[Saved entries]

^^^^

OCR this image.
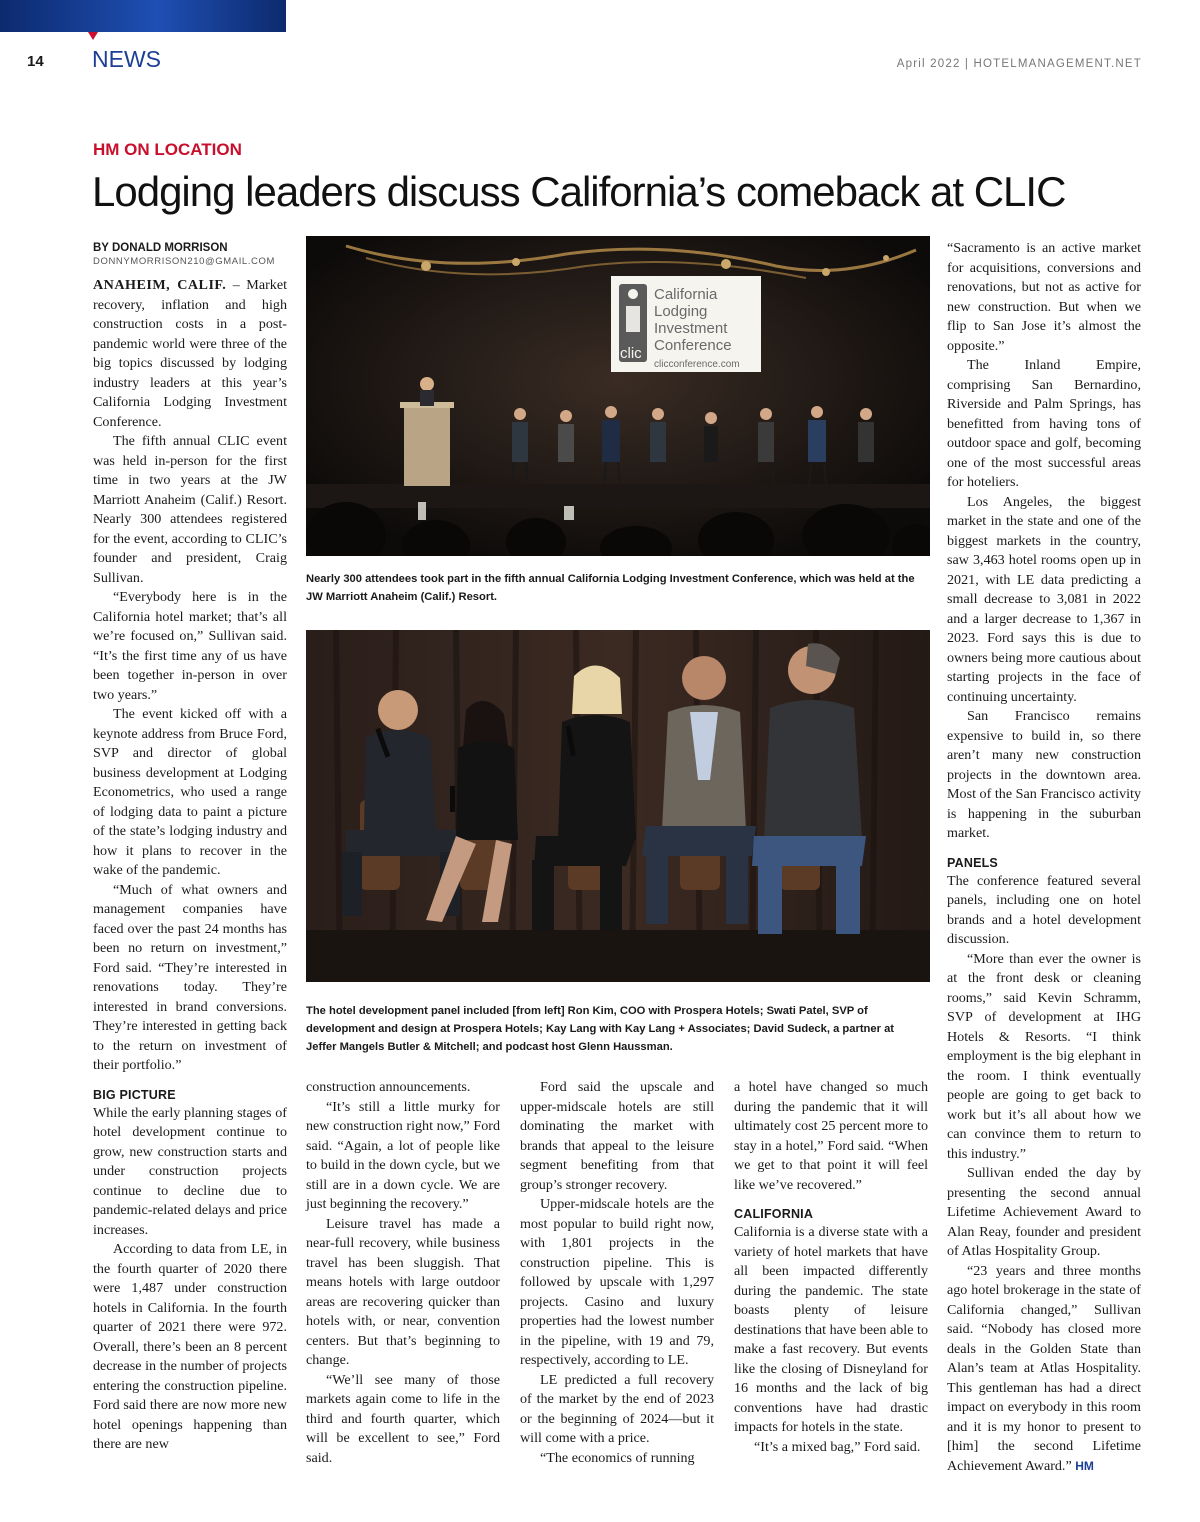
14 NEWS	April 2022 | HOTELMANAGEMENT.NET
HM ON LOCATION
Lodging leaders discuss California’s comeback at CLIC
BY DONALD MORRISON
DONNYMORRISON210@GMAIL.COM

ANAHEIM, CALIF. – Market recovery, inflation and high construction costs in a post-pandemic world were three of the big topics discussed by lodging industry leaders at this year’s California Lodging Investment Conference.

The fifth annual CLIC event was held in-person for the first time in two years at the JW Marriott Anaheim (Calif.) Resort. Nearly 300 attendees registered for the event, according to CLIC’s founder and president, Craig Sullivan.

“Everybody here is in the California hotel market; that’s all we’re focused on,” Sullivan said. “It’s the first time any of us have been together in-person in over two years.”

The event kicked off with a keynote address from Bruce Ford, SVP and director of global business development at Lodging Econometrics, who used a range of lodging data to paint a picture of the state’s lodging industry and how it plans to recover in the wake of the pandemic.

“Much of what owners and management companies have faced over the past 24 months has been no return on investment,” Ford said. “They’re interested in renovations today. They’re interested in brand conversions. They’re interested in getting back to the return on investment of their portfolio.”

BIG PICTURE

While the early planning stages of hotel development continue to grow, new construction starts and under construction projects continue to decline due to pandemic-related delays and price increases.

According to data from LE, in the fourth quarter of 2020 there were 1,487 under construction hotels in California. In the fourth quarter of 2021 there were 972. Overall, there’s been an 8 percent decrease in the number of projects entering the construction pipeline. Ford said there are now more new hotel openings happening than there are new

clic
California
Lodging
Investment
Conference
clicconference.com
Nearly 300 attendees took part in the fifth annual California Lodging Investment Conference, which was held at the JW Marriott Anaheim (Calif.) Resort.
The hotel development panel included [from left] Ron Kim, COO with Prospera Hotels; Swati Patel, SVP of development and design at Prospera Hotels; Kay Lang with Kay Lang + Associates; David Sudeck, a partner at Jeffer Mangels Butler & Mitchell; and podcast host Glenn Haussman.

construction announcements.

“It’s still a little murky for new construction right now,” Ford said. “Again, a lot of people like to build in the down cycle, but we still are in a down cycle. We are just beginning the recovery.”

Leisure travel has made a near-full recovery, while business travel has been sluggish. That means hotels with large outdoor areas are recovering quicker than hotels with, or near, convention centers. But that’s beginning to change.

“We’ll see many of those markets again come to life in the third and fourth quarter, which will be excellent to see,” Ford said.

Ford said the upscale and upper-midscale hotels are still dominating the market with brands that appeal to the leisure segment benefiting from that group’s stronger recovery.

Upper-midscale hotels are the most popular to build right now, with 1,801 projects in the construction pipeline. This is followed by upscale with 1,297 projects. Casino and luxury properties had the lowest number in the pipeline, with 19 and 79, respectively, according to LE.

LE predicted a full recovery of the market by the end of 2023 or the beginning of 2024—but it will come with a price.

“The economics of running

a hotel have changed so much during the pandemic that it will ultimately cost 25 percent more to stay in a hotel,” Ford said. “When we get to that point it will feel like we’ve recovered.”

CALIFORNIA

California is a diverse state with a variety of hotel markets that have all been impacted differently during the pandemic. The state boasts plenty of leisure destinations that have been able to make a fast recovery. But events like the closing of Disneyland for 16 months and the lack of big conventions have had drastic impacts for hotels in the state.

“It’s a mixed bag,” Ford said.

“Sacramento is an active market for acquisitions, conversions and renovations, but not as active for new construction. But when we flip to San Jose it’s almost the opposite.”

The Inland Empire, comprising San Bernardino, Riverside and Palm Springs, has benefitted from having tons of outdoor space and golf, becoming one of the most successful areas for hoteliers.

Los Angeles, the biggest market in the state and one of the biggest markets in the country, saw 3,463 hotel rooms open up in 2021, with LE data predicting a small decrease to 3,081 in 2022 and a larger decrease to 1,367 in 2023. Ford says this is due to owners being more cautious about starting projects in the face of continuing uncertainty.

San Francisco remains expensive to build in, so there aren’t many new construction projects in the downtown area. Most of the San Francisco activity is happening in the suburban market.

PANELS

The conference featured several panels, including one on hotel brands and a hotel development discussion.

“More than ever the owner is at the front desk or cleaning rooms,” said Kevin Schramm, SVP of development at IHG Hotels & Resorts. “I think employment is the big elephant in the room. I think eventually people are going to get back to work but it’s all about how we can convince them to return to this industry.”

Sullivan ended the day by presenting the second annual Lifetime Achievement Award to Alan Reay, founder and president of Atlas Hospitality Group.

“23 years and three months ago hotel brokerage in the state of California changed,” Sullivan said. “Nobody has closed more deals in the Golden State than Alan’s team at Atlas Hospitality. This gentleman has had a direct impact on everybody in this room and it is my honor to present to [him] the second Lifetime Achievement Award.” HM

^^^^

= WHAT IS EXPECTED =
Every entry must be written out exactly, with all pictures left out.

= FINAL RESULT =
OCR this image.
14 NEWS	April 2022 | HOTELMANAGEMENT.NET
HM ON LOCATION
Lodging leaders discuss California’s comeback at CLIC
BY DONALD MORRISON
DONNYMORRISON210@GMAIL.COM

ANAHEIM, CALIF. – Market recovery, inflation and high construction costs in a post-pandemic world were three of the big topics discussed by lodging industry leaders at this year’s California Lodging Investment Conference.

The fifth annual CLIC event was held in-person for the first time in two years at the JW Marriott Anaheim (Calif.) Resort. Nearly 300 attendees registered for the event, according to CLIC’s founder and president, Craig Sullivan.

“Everybody here is in the California hotel market; that’s all we’re focused on,” Sullivan said. “It’s the first time any of us have been together in-person in over two years.”

The event kicked off with a keynote address from Bruce Ford, SVP and director of global business development at Lodging Econometrics, who used a range of lodging data to paint a picture of the state’s lodging industry and how it plans to recover in the wake of the pandemic.

“Much of what owners and management companies have faced over the past 24 months has been no return on investment,” Ford said. “They’re interested in renovations today. They’re interested in brand conversions. They’re interested in getting back to the return on investment of their portfolio.”

BIG PICTURE

While the early planning stages of hotel development continue to grow, new construction starts and under construction projects continue to decline due to pandemic-related delays and price increases.

According to data from LE, in the fourth quarter of 2020 there were 1,487 under construction hotels in California. In the fourth quarter of 2021 there were 972. Overall, there’s been an 8 percent decrease in the number of projects entering the construction pipeline. Ford said there are now more new hotel openings happening than there are new

clic
California
Lodging
Investment
Conference
clicconference.com
Nearly 300 attendees took part in the fifth annual California Lodging Investment Conference, which was held at the JW Marriott Anaheim (Calif.) Resort.
The hotel development panel included [from left] Ron Kim, COO with Prospera Hotels; Swati Patel, SVP of development and design at Prospera Hotels; Kay Lang with Kay Lang + Associates; David Sudeck, a partner at Jeffer Mangels Butler & Mitchell; and podcast host Glenn Haussman.

construction announcements.

“It’s still a little murky for new construction right now,” Ford said. “Again, a lot of people like to build in the down cycle, but we still are in a down cycle. We are just beginning the recovery.”

Leisure travel has made a near-full recovery, while business travel has been sluggish. That means hotels with large outdoor areas are recovering quicker than hotels with, or near, convention centers. But that’s beginning to change.

“We’ll see many of those markets again come to life in the third and fourth quarter, which will be excellent to see,” Ford said.

Ford said the upscale and upper-midscale hotels are still dominating the market with brands that appeal to the leisure segment benefiting from that group’s stronger recovery.

Upper-midscale hotels are the most popular to build right now, with 1,801 projects in the construction pipeline. This is followed by upscale with 1,297 projects. Casino and luxury properties had the lowest number in the pipeline, with 19 and 79, respectively, according to LE.

LE predicted a full recovery of the market by the end of 2023 or the beginning of 2024—but it will come with a price.

“The economics of running

a hotel have changed so much during the pandemic that it will ultimately cost 25 percent more to stay in a hotel,” Ford said. “When we get to that point it will feel like we’ve recovered.”

CALIFORNIA

California is a diverse state with a variety of hotel markets that have all been impacted differently during the pandemic. The state boasts plenty of leisure destinations that have been able to make a fast recovery. But events like the closing of Disneyland for 16 months and the lack of big conventions have had drastic impacts for hotels in the state.

“It’s a mixed bag,” Ford said.

“Sacramento is an active market for acquisitions, conversions and renovations, but not as active for new construction. But when we flip to San Jose it’s almost the opposite.”

The Inland Empire, comprising San Bernardino, Riverside and Palm Springs, has benefitted from having tons of outdoor space and golf, becoming one of the most successful areas for hoteliers.

Los Angeles, the biggest market in the state and one of the biggest markets in the country, saw 3,463 hotel rooms open up in 2021, with LE data predicting a small decrease to 3,081 in 2022 and a larger decrease to 1,367 in 2023. Ford says this is due to owners being more cautious about starting projects in the face of continuing uncertainty.

San Francisco remains expensive to build in, so there aren’t many new construction projects in the downtown area. Most of the San Francisco activity is happening in the suburban market.

PANELS

The conference featured several panels, including one on hotel brands and a hotel development discussion.

“More than ever the owner is at the front desk or cleaning rooms,” said Kevin Schramm, SVP of development at IHG Hotels & Resorts. “I think employment is the big elephant in the room. I think eventually people are going to get back to work but it’s all about how we can convince them to return to this industry.”

Sullivan ended the day by presenting the second annual Lifetime Achievement Award to Alan Reay, founder and president of Atlas Hospitality Group.

“23 years and three months ago hotel brokerage in the state of California changed,” Sullivan said. “Nobody has closed more deals in the Golden State than Alan’s team at Atlas Hospitality. This gentleman has had a direct impact on everybody in this room and it is my honor to present to [him] the second Lifetime Achievement Award.” HM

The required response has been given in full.